[racket] Strange time function results

From: Harry Spier (vasishtha.spier at gmail.com)
Date: Wed May 16 16:36:05 EDT 2012

Thanks,

I didn't realize cpu time includes gc time. and yes its dual core

On Wed, May 16, 2012 at 4:31 PM, Eli Barzilay <eli at barzilay.org> wrote:
> A few minutes ago, Harry Spier wrote:
>> I've just started using the "time" function to check the timings of
>> some functions in my program.  I'm testing the timings of two
>> functions, each of these functions takes a list of lists and
>> transforms it into another list of lists.  The size of each list of
>> lists is in the order of about 1000 x 1000.
>>
>> Each time I used it in DRacket I got very different results.  So I
>> did this test.  I put three calls to the two functions right after
>> each other in the program as follows.
------------------------
• [GIVEN REQUEST 1] According to the mailing list message, roughly how large is each list of lists that the two functions handle?
• [GIVEN REQUEST 2] From the quoted part of the mailing list message, list every detail given about the two functions and how their timings were tested.
• [GIVEN REQUEST 3] Continue the mailing list message from its final line.

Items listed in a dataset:
------------------------
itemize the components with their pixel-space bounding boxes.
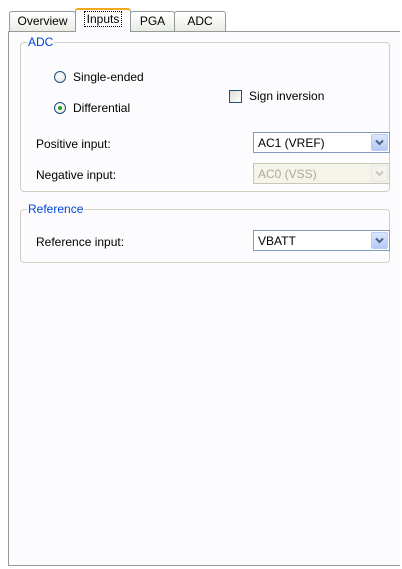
checkbox-icon xyxy=(229,89,242,103)
differential-radio[interactable]: Differential xyxy=(54,101,130,115)
tab-adc[interactable]: ADC xyxy=(174,11,226,31)
negative-input-label: Negative input: xyxy=(36,168,117,182)
tab-inputs[interactable]: Inputs xyxy=(75,8,131,32)
tab-panel-inputs: ADC Single-ended Differential Sign inver… xyxy=(8,31,400,566)
chevron-down-icon[interactable] xyxy=(371,134,388,151)
tab-overview[interactable]: Overview xyxy=(9,11,76,31)
chevron-down-icon xyxy=(371,165,388,182)
radio-button-icon xyxy=(54,71,66,83)
tab-inputs-label: Inputs xyxy=(83,11,123,27)
negative-input-value: AC0 (VSS) xyxy=(258,166,317,181)
adc-group-title: ADC xyxy=(28,35,54,49)
tab-pga[interactable]: PGA xyxy=(130,11,175,31)
sign-inversion-checkbox[interactable]: Sign inversion xyxy=(229,89,324,103)
single-ended-radio[interactable]: Single-ended xyxy=(54,70,144,84)
single-ended-label: Single-ended xyxy=(73,70,144,84)
reference-group-title: Reference xyxy=(28,202,84,216)
sign-inversion-label: Sign inversion xyxy=(249,89,325,103)
chevron-down-icon[interactable] xyxy=(371,232,388,249)
positive-input-label: Positive input: xyxy=(36,137,111,151)
positive-input-select[interactable]: AC1 (VREF) xyxy=(253,132,390,153)
tab-overview-label: Overview xyxy=(17,14,68,28)
differential-label: Differential xyxy=(73,101,131,115)
tab-adc-label: ADC xyxy=(187,14,213,28)
reference-input-value: VBATT xyxy=(258,233,296,248)
radio-button-selected-icon xyxy=(54,102,66,114)
positive-input-value: AC1 (VREF) xyxy=(258,135,325,150)
reference-input-select[interactable]: VBATT xyxy=(253,230,390,251)
tab-pga-label: PGA xyxy=(139,14,166,28)
negative-input-select: AC0 (VSS) xyxy=(253,163,390,184)
reference-input-label: Reference input: xyxy=(36,235,125,249)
------------------------
• [TASK ANSWER 1] About 1000 x 1000.

• [TASK ANSWER 2]
- Their timings were checked with the "time" function.
- Each takes a list of lists.
- Each transforms it into another list of lists.
- Each list of lists is about 1000 x 1000 in size.
- Running them in DRacket gave very different results each time.
- Three calls to the two functions were placed right after each other in the program.

• [TASK ANSWER 3]
>> [...]
>>
>> and got these results
>>
>> cpu time: 7176 real time: 6620 gc time: 4537
>> cpu time: 2262 real time: 2289 gc time: 437
>>
>> cpu time: 5600 real time: 5257 gc time: 2949
>> cpu time: 3728 real time: 3516 gc time: 1748
>>
>> cpu time: 4040 real time: 3673 gc time: 1388
>> cpu time: 2418 real time: 2311 gc time: 422
>>
>> Its in DrRacket on a dual core pentium under windows.
>>
>> Why the widely divergent timings
>
> They're not that far off -- if you subtract the gc time.  In general,
> for such timing it's best to run the code several times, possibly with
> calling `collect-garbage' between calls.
>
>
>> and why is CPU time in general more than real-time?
>
> (This looks weird, maybe you're using multiple cores?)
>
> --
>          ((lambda (x) (x x)) (lambda (x) (x x)))          Eli Barzilay:
>                    http://barzilay.org/                   Maze is Life!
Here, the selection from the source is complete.